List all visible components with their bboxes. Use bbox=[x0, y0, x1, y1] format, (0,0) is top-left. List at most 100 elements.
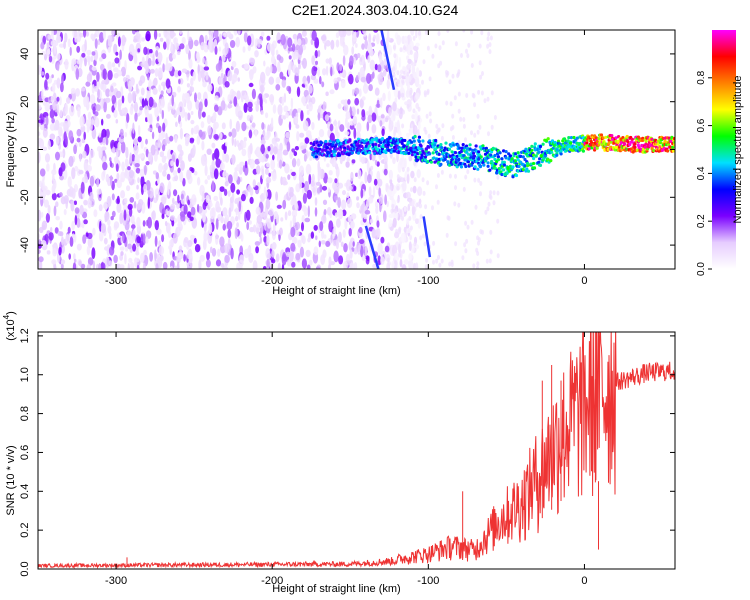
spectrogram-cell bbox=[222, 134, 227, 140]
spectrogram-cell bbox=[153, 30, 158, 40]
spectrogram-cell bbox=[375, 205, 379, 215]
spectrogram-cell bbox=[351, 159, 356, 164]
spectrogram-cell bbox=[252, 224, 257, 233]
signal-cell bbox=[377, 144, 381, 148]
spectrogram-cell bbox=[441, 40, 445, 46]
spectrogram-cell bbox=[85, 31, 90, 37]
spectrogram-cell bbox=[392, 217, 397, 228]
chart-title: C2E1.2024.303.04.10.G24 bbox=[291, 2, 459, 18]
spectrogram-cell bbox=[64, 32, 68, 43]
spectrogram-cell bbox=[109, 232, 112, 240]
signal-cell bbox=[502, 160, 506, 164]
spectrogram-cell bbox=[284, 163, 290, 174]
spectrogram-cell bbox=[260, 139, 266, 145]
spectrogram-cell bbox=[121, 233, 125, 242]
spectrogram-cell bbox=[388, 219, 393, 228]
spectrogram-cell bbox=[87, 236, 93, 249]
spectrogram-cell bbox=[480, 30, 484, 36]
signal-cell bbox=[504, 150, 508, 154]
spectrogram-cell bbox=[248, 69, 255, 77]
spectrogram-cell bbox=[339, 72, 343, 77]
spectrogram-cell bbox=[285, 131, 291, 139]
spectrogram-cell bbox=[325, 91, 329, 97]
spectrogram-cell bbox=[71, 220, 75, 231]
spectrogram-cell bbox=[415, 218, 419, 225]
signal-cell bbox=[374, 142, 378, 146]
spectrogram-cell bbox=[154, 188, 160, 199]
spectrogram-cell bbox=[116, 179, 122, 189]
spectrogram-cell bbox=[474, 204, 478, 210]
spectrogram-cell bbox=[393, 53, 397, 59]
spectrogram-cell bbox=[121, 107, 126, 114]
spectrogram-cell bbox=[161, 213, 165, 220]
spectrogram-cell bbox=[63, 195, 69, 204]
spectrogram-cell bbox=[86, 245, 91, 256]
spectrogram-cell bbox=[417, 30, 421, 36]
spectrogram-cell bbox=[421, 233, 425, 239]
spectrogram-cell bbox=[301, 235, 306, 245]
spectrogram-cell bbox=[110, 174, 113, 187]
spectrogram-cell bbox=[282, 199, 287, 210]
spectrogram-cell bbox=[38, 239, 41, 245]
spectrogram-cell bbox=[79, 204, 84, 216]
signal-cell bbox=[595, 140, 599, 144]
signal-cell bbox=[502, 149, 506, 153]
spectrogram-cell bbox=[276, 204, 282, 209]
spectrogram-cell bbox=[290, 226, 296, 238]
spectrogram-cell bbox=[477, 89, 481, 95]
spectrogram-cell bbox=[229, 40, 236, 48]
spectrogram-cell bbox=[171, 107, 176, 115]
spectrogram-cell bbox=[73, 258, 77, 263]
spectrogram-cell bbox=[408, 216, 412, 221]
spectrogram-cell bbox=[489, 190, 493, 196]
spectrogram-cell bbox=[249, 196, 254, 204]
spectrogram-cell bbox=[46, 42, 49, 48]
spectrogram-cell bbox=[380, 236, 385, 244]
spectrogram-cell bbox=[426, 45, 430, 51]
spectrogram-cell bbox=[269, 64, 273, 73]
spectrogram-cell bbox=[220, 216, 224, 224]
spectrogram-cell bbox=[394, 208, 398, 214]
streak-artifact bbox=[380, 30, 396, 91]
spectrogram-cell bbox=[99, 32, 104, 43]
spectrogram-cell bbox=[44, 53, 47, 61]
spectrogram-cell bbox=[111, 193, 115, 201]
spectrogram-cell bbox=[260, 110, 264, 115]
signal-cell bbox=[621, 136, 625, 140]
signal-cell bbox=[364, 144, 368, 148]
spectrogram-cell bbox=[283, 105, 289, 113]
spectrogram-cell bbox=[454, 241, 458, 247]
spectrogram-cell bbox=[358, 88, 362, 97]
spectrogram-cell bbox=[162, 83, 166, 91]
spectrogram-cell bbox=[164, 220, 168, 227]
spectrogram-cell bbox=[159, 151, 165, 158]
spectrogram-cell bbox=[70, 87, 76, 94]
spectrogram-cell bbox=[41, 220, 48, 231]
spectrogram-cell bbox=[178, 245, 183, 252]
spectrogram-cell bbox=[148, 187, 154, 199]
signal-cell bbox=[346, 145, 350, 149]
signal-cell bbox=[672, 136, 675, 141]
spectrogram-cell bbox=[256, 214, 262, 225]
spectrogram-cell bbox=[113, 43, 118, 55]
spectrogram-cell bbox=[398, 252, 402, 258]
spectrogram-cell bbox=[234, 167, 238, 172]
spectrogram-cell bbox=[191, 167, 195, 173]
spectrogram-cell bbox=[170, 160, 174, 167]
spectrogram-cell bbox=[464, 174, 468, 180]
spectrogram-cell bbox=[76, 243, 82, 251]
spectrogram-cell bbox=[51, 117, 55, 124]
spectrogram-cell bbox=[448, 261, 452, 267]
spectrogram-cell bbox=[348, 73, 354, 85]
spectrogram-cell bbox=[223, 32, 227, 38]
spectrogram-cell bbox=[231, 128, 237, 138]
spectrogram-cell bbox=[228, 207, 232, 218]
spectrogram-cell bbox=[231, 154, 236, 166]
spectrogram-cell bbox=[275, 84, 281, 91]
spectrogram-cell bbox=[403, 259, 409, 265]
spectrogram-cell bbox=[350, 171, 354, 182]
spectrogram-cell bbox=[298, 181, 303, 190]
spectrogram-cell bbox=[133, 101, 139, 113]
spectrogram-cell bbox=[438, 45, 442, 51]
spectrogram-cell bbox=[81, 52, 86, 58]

WHAT TO WORK ON :: Copy word for word the lines of the items above, from the line holding "spectrogram-cell bbox=[222, 134, 227, 140]" through the line holding "chart-title: C2E1.2024.303.04.10.G24 bbox=[291, 2, 459, 18]", with both of those lines included.

RESPONSE TO THE EXERCISE ::
spectrogram-cell bbox=[222, 134, 227, 140]
spectrogram-cell bbox=[153, 30, 158, 40]
spectrogram-cell bbox=[375, 205, 379, 215]
spectrogram-cell bbox=[351, 159, 356, 164]
spectrogram-cell bbox=[252, 224, 257, 233]
signal-cell bbox=[377, 144, 381, 148]
spectrogram-cell bbox=[441, 40, 445, 46]
spectrogram-cell bbox=[85, 31, 90, 37]
spectrogram-cell bbox=[392, 217, 397, 228]
chart-title: C2E1.2024.303.04.10.G24 bbox=[291, 2, 459, 18]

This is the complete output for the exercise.